* [Stated task] Separate out the lines that hold "Кирилл".

* [Extracted data]

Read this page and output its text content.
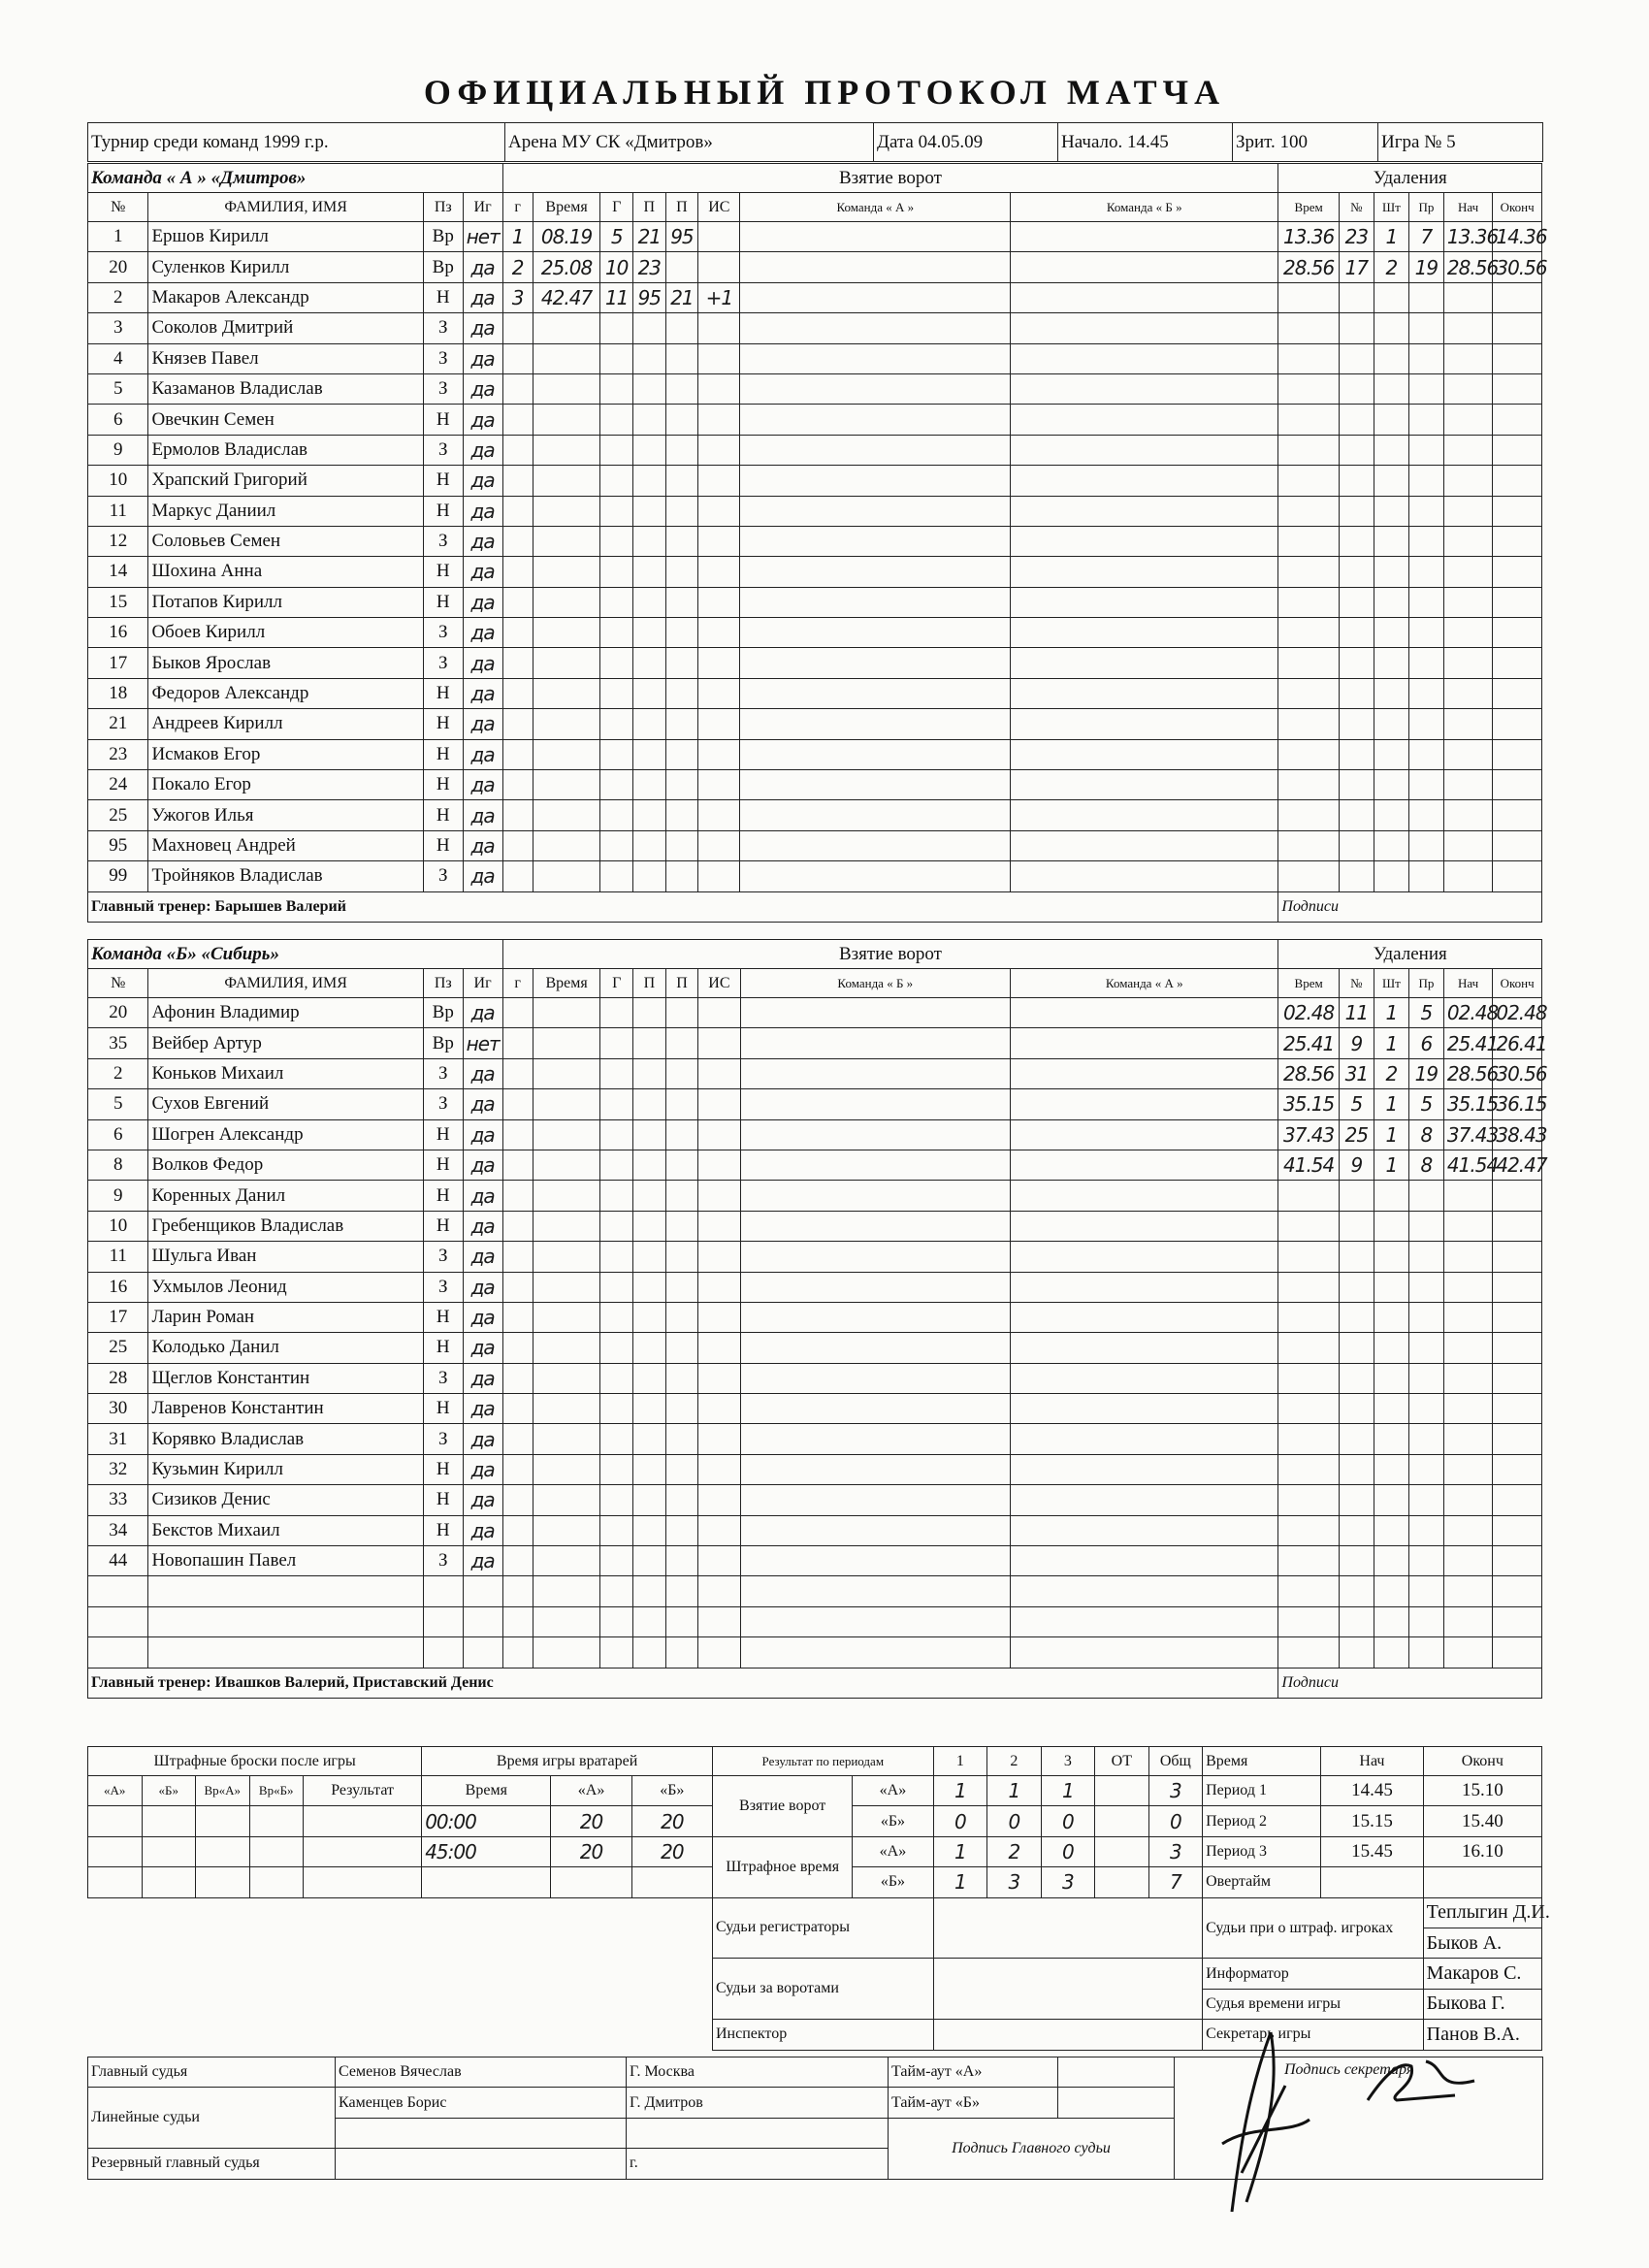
ОФИЦИАЛЬНЫЙ ПРОТОКОЛ МАТЧА
Команда « А » «Дмитров»				Взятие ворот								Удаления					
№	ФАМИЛИЯ, ИМЯ	Пз	Иг	г	Время	Г	П	П	ИС	Команда « А »	Команда « Б »	Врем	№	Шт	Пр	Нач	Оконч
1	Ершов Кирилл	Вр	нет	1	08.19	5	21	95				13.36	23	1	7	13.36	14.36
20	Суленков Кирилл	Вр	да	2	25.08	10	23					28.56	17	2	19	28.56	30.56
2	Макаров Александр	Н	да	3	42.47	11	95	21	+1								
3	Соколов Дмитрий	З	да														
4	Князев Павел	З	да														
5	Казаманов Владислав	З	да														
6	Овечкин Семен	Н	да														
9	Ермолов Владислав	З	да														
10	Храпский Григорий	Н	да														
11	Маркус Даниил	Н	да														
12	Соловьев Семен	З	да														
14	Шохина Анна	Н	да														
15	Потапов Кирилл	Н	да														
16	Обоев Кирилл	З	да														
17	Быков Ярослав	З	да														
18	Федоров Александр	Н	да														
21	Андреев Кирилл	Н	да														
23	Исмаков Егор	Н	да														
24	Покало Егор	Н	да														
25	Ужогов Илья	Н	да														
95	Махновец Андрей	Н	да														
99	Тройняков Владислав	З	да														
Главный тренер: Барышев Валерий												Подписи					
Команда «Б» «Сибирь»				Взятие ворот								Удаления					
№	ФАМИЛИЯ, ИМЯ	Пз	Иг	г	Время	Г	П	П	ИС	Команда « Б »	Команда « А »	Врем	№	Шт	Пр	Нач	Оконч
20	Афонин Владимир	Вр	да									02.48	11	1	5	02.48	02.48
35	Вейбер Артур	Вр	нет									25.41	9	1	6	25.41	26.41
2	Коньков Михаил	З	да									28.56	31	2	19	28.56	30.56
5	Сухов Евгений	З	да									35.15	5	1	5	35.15	36.15
6	Шогрен Александр	Н	да									37.43	25	1	8	37.43	38.43
8	Волков Федор	Н	да									41.54	9	1	8	41.54	42.47
9	Коренных Данил	Н	да														
10	Гребенщиков Владислав	Н	да														
11	Шульга Иван	З	да														
16	Ухмылов Леонид	З	да														
17	Ларин Роман	Н	да														
25	Колодько Данил	Н	да														
28	Щеглов Константин	З	да														
30	Лавренов Константин	Н	да														
31	Корявко Владислав	З	да														
32	Кузьмин Кирилл	Н	да														
33	Сизиков Денис	Н	да														
34	Бекстов Михаил	Н	да														
44	Новопашин Павел	З	да														

Главный тренер: Ивашков Валерий, Приставский Денис												Подписи					
Штрафные броски после игры					Время игры вратарей			Результат по периодам		1	2	3	ОТ	Общ	Время	Нач	Оконч
«А»	«Б»	Вр«А»	Вр«Б»	Результат	Время	«А»	«Б»	Взятие ворот	«А»	1	1	1		3	Период 1	14.45	15.10
					00:00	20	20		«Б»	0	0	0		0	Период 2	15.15	15.40
					45:00	20	20	Штрафное время	«А»	1	2	0		3	Период 3	15.45	16.10
									«Б»	1	3	3		7	Овертайм		
								Судьи регистраторы							Судьи при о штраф. игроках		Теплыгин Д.И.
																	Быков А.
								Судьи за воротами							Информатор		Макаров С.
															Судья времени игры		Быкова Г.
								Инспектор							Секретарь игры		Панов В.А.
Главный судья	Семенов Вячеслав	Г. Москва	Тайм-аут «А»		Подпись секретаря

Линейные судьи	Каменцев Борис	Г. Дмитров	Тайм-аут «Б»		

			Подпись Главного судьи		

Резервный главный судья		г.			
Турнир среди команд 1999 г.р.	Арена МУ СК «Дмитров»	Дата 04.05.09	Начало. 14.45	Зрит. 100	Игра № 5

* [Expected answer]
1	Ершов Кирилл	Вр	нет	1	08.19	5	21	95				13.36	23	1	7	13.36	14.36
20	Суленков Кирилл	Вр	да	2	25.08	10	23					28.56	17	2	19	28.56	30.56
15	Потапов Кирилл	Н	да														
16	Обоев Кирилл	З	да														
21	Андреев Кирилл	Н	да														
32	Кузьмин Кирилл	Н	да														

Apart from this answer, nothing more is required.